Data records:
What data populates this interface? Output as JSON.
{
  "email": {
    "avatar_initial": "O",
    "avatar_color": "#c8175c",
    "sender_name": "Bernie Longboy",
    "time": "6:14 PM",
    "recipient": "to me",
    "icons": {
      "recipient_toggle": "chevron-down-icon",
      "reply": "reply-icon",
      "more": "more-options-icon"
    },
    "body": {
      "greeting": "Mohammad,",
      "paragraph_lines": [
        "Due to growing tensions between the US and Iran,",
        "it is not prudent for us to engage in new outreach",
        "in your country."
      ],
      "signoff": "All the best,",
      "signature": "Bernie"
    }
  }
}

Your goal ::
Sift the material for lines with the string "Bernie". Copy each one found.

Full answer ::
    "sender_name": "Bernie Longboy",
      "signature": "Bernie"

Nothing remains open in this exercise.